> [Directions]: Omit the pictures and return every entry exactly as written.

> [Task data]:
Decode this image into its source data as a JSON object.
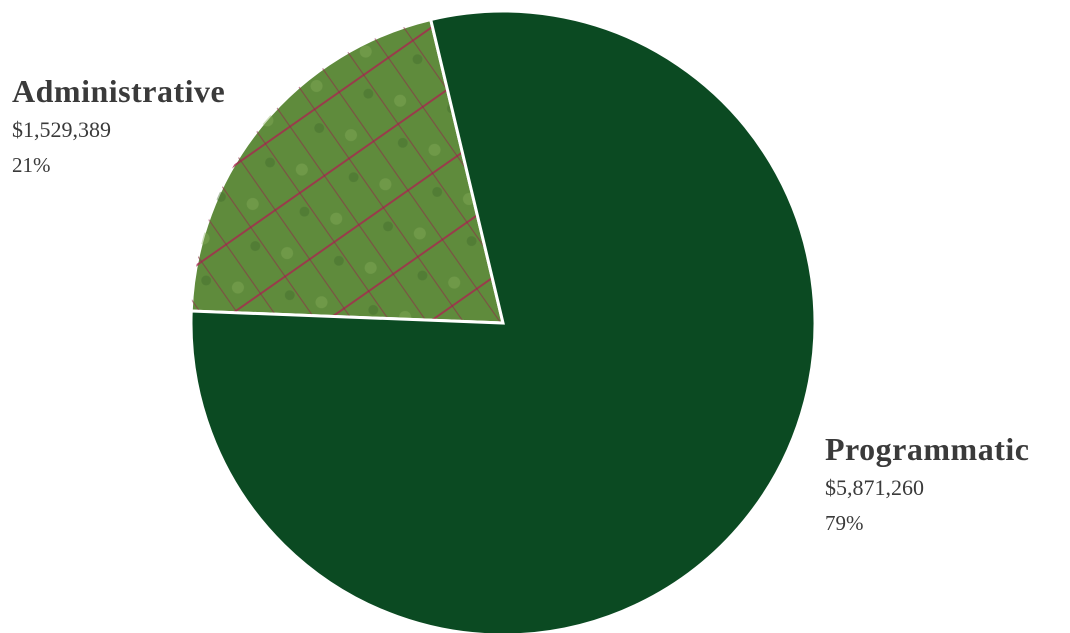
{
  "chart_data": {
    "type": "pie",
    "categories": [
      "Administrative",
      "Programmatic"
    ],
    "values": [
      1529389,
      5871260
    ],
    "value_labels": [
      "$1,529,389",
      "$5,871,260"
    ],
    "percents": [
      21,
      79
    ],
    "percent_labels": [
      "21%",
      "79%"
    ],
    "colors": [
      "#5f8b3c",
      "#0b4a22"
    ]
  }
}
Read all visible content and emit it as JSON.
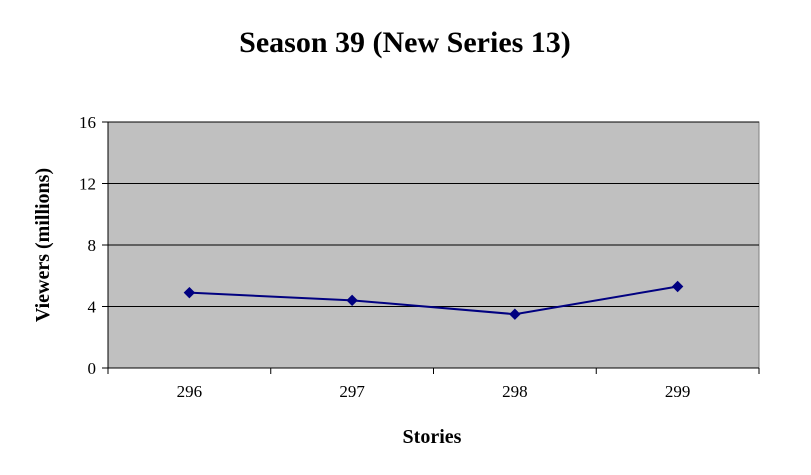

> [Correct result]:
Decode this image into its source data as a JSON object.
{
  "chart_data": {
    "type": "pie",
    "categories": [
      "Administrative",
      "Programmatic"
    ],
    "values": [
      1529389,
      5871260
    ],
    "value_labels": [
      "$1,529,389",
      "$5,871,260"
    ],
    "percents": [
      21,
      79
    ],
    "percent_labels": [
      "21%",
      "79%"
    ],
    "colors": [
      "#5f8b3c",
      "#0b4a22"
    ]
  }
}
Read all visible content and emit it as JSON.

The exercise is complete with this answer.